## start
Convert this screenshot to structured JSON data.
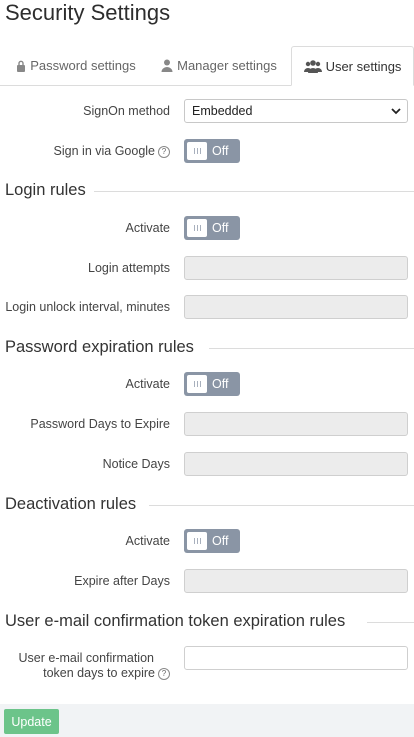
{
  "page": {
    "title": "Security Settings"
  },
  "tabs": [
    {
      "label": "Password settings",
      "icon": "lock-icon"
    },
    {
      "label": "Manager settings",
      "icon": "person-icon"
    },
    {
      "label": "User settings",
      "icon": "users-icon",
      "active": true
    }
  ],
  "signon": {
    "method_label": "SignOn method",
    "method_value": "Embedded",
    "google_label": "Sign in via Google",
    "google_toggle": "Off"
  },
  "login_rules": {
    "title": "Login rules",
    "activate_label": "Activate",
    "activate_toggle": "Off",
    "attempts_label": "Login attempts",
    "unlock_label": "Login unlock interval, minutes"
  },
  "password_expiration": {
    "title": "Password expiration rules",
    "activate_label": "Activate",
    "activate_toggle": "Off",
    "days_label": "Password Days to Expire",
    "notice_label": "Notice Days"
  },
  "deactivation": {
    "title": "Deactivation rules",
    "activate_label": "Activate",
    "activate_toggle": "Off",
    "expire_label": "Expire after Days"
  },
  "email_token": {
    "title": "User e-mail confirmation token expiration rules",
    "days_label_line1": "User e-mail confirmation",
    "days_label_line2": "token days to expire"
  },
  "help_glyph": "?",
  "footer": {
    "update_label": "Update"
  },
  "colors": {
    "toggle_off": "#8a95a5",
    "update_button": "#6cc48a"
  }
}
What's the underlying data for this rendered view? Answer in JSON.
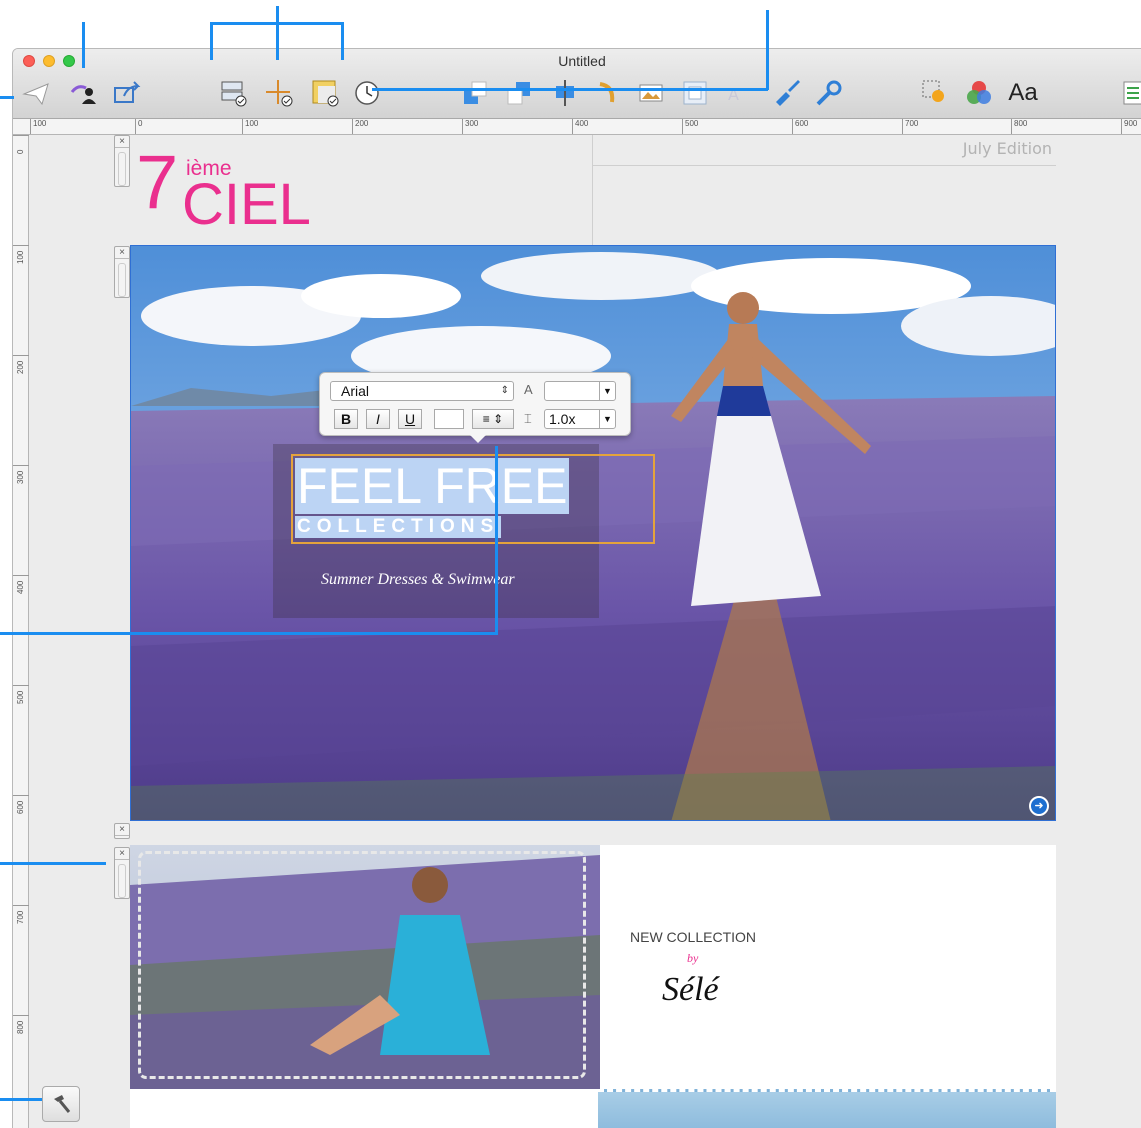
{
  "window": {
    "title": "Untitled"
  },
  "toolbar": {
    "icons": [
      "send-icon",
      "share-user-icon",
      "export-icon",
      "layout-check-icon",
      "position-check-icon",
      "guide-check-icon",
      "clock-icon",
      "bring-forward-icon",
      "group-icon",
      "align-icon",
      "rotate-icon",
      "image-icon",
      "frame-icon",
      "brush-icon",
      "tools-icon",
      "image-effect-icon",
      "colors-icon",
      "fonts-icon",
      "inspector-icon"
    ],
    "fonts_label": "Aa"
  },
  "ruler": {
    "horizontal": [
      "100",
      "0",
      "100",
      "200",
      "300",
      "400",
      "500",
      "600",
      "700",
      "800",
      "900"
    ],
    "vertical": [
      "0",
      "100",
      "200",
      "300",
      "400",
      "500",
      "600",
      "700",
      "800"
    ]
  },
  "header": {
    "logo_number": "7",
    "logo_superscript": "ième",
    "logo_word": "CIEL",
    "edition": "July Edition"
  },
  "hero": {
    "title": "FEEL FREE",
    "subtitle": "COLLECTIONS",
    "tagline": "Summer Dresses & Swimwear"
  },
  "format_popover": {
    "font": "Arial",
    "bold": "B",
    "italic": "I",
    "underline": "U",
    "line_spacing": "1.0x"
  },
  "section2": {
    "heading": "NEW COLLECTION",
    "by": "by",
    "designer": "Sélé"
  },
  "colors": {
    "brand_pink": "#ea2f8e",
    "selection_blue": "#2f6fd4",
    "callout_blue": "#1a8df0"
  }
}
## end
TASK PROMPT:
Restate the whole listing above exactly, please, omitting every image.

FINAL RESULT:
Convert this screenshot to structured JSON data.
{
  "page": {
    "title": "Security Settings"
  },
  "tabs": [
    {
      "label": "Password settings",
      "icon": "lock-icon"
    },
    {
      "label": "Manager settings",
      "icon": "person-icon"
    },
    {
      "label": "User settings",
      "icon": "users-icon",
      "active": true
    }
  ],
  "signon": {
    "method_label": "SignOn method",
    "method_value": "Embedded",
    "google_label": "Sign in via Google",
    "google_toggle": "Off"
  },
  "login_rules": {
    "title": "Login rules",
    "activate_label": "Activate",
    "activate_toggle": "Off",
    "attempts_label": "Login attempts",
    "unlock_label": "Login unlock interval, minutes"
  },
  "password_expiration": {
    "title": "Password expiration rules",
    "activate_label": "Activate",
    "activate_toggle": "Off",
    "days_label": "Password Days to Expire",
    "notice_label": "Notice Days"
  },
  "deactivation": {
    "title": "Deactivation rules",
    "activate_label": "Activate",
    "activate_toggle": "Off",
    "expire_label": "Expire after Days"
  },
  "email_token": {
    "title": "User e-mail confirmation token expiration rules",
    "days_label_line1": "User e-mail confirmation",
    "days_label_line2": "token days to expire"
  },
  "help_glyph": "?",
  "footer": {
    "update_label": "Update"
  },
  "colors": {
    "toggle_off": "#8a95a5",
    "update_button": "#6cc48a"
  }
}
What's the underlying data for this rendered view? Answer in JSON.
{
  "window": {
    "title": "Untitled"
  },
  "toolbar": {
    "icons": [
      "send-icon",
      "share-user-icon",
      "export-icon",
      "layout-check-icon",
      "position-check-icon",
      "guide-check-icon",
      "clock-icon",
      "bring-forward-icon",
      "group-icon",
      "align-icon",
      "rotate-icon",
      "image-icon",
      "frame-icon",
      "brush-icon",
      "tools-icon",
      "image-effect-icon",
      "colors-icon",
      "fonts-icon",
      "inspector-icon"
    ],
    "fonts_label": "Aa"
  },
  "ruler": {
    "horizontal": [
      "100",
      "0",
      "100",
      "200",
      "300",
      "400",
      "500",
      "600",
      "700",
      "800",
      "900"
    ],
    "vertical": [
      "0",
      "100",
      "200",
      "300",
      "400",
      "500",
      "600",
      "700",
      "800"
    ]
  },
  "header": {
    "logo_number": "7",
    "logo_superscript": "ième",
    "logo_word": "CIEL",
    "edition": "July Edition"
  },
  "hero": {
    "title": "FEEL FREE",
    "subtitle": "COLLECTIONS",
    "tagline": "Summer Dresses & Swimwear"
  },
  "format_popover": {
    "font": "Arial",
    "bold": "B",
    "italic": "I",
    "underline": "U",
    "line_spacing": "1.0x"
  },
  "section2": {
    "heading": "NEW COLLECTION",
    "by": "by",
    "designer": "Sélé"
  },
  "colors": {
    "brand_pink": "#ea2f8e",
    "selection_blue": "#2f6fd4",
    "callout_blue": "#1a8df0"
  }
}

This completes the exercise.